[WHAT THE TASK ASKS] Set out each line from the following listing that includes the word "приема".

[PROVIDED INFORMATION]
┄┄┄┄┄┄┄┄┄┄

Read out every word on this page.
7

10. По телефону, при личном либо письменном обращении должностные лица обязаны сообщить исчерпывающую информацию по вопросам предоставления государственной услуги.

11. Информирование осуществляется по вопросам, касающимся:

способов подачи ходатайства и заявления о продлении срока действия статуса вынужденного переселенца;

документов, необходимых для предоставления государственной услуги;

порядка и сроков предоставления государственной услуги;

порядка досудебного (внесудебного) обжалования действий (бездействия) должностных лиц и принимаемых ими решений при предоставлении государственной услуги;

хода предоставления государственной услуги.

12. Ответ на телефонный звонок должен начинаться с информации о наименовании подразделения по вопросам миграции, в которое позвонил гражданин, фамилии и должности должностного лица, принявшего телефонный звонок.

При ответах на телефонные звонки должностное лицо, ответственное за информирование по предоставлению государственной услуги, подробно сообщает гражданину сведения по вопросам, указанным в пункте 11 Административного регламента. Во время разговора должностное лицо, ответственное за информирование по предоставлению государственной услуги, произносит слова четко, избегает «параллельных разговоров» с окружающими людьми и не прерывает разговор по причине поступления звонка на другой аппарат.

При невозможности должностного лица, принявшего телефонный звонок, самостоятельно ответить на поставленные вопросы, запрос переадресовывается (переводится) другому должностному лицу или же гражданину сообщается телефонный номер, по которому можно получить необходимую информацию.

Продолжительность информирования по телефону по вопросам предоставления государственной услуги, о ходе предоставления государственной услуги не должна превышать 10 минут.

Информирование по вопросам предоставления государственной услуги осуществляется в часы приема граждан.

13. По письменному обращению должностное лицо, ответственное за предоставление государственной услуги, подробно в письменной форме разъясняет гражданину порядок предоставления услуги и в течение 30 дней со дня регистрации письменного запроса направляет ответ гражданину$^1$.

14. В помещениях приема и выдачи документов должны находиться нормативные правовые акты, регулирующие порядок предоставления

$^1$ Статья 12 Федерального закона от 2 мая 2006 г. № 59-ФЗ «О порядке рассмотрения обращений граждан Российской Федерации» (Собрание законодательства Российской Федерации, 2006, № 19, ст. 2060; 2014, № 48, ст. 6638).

┄┄┄┄┄┄┄┄┄┄

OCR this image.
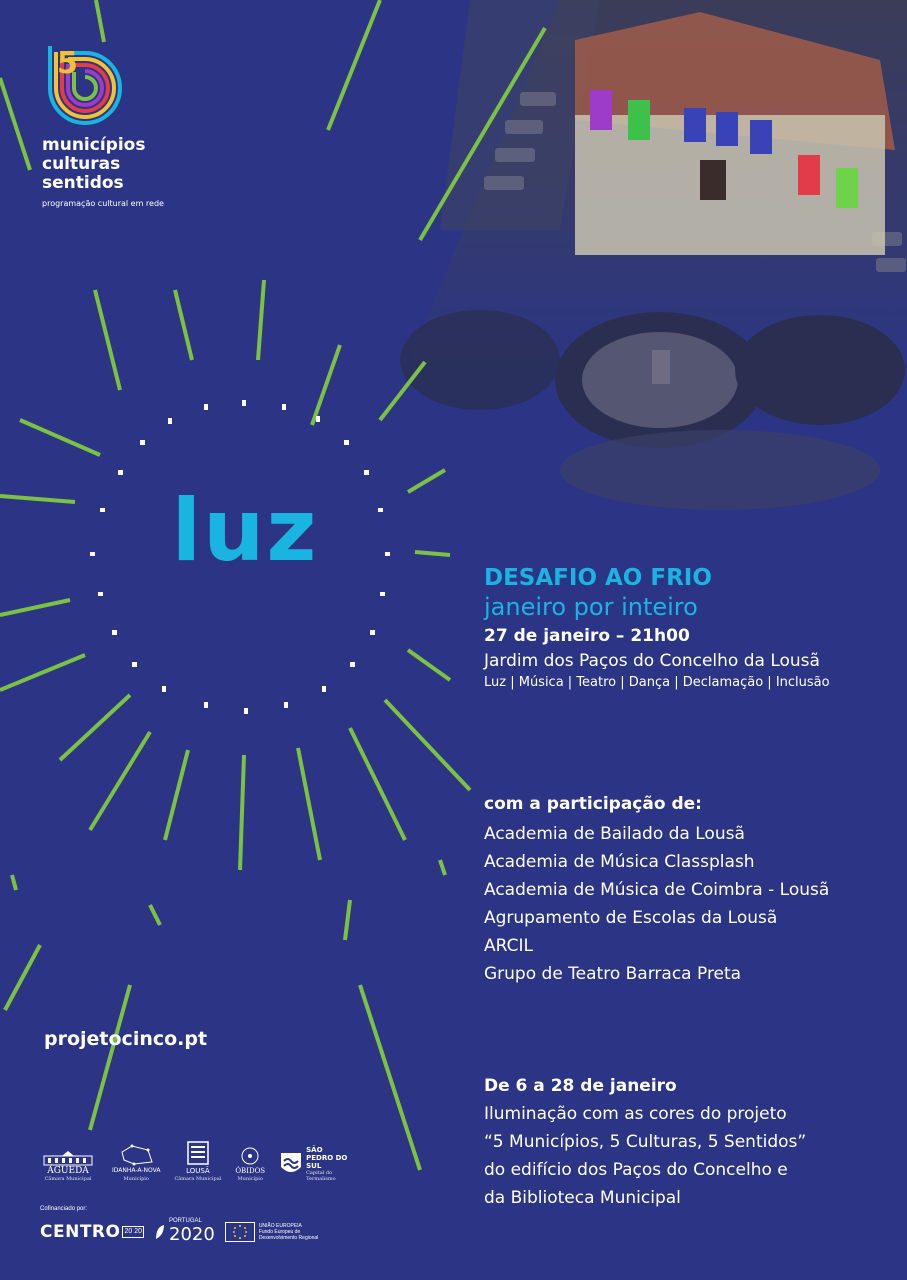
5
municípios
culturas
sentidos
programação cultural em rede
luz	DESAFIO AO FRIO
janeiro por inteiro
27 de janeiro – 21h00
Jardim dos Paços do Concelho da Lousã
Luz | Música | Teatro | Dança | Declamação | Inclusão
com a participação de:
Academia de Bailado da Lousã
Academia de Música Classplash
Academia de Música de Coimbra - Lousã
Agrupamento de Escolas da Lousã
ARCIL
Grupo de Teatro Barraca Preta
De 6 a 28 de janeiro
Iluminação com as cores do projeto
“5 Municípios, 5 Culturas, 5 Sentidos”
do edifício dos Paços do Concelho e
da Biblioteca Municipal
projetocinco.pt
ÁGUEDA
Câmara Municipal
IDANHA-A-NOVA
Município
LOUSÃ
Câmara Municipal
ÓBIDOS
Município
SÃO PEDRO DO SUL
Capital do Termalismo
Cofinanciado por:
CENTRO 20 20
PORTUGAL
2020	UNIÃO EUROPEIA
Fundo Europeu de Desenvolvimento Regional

┄┄┄┄┄┄┄┄┄┄

[WRITTEN REPLY]
Информирование по вопросам предоставления государственной услуги осуществляется в часы приема граждан.
14. В помещениях приема и выдачи документов должны находиться нормативные правовые акты, регулирующие порядок предоставления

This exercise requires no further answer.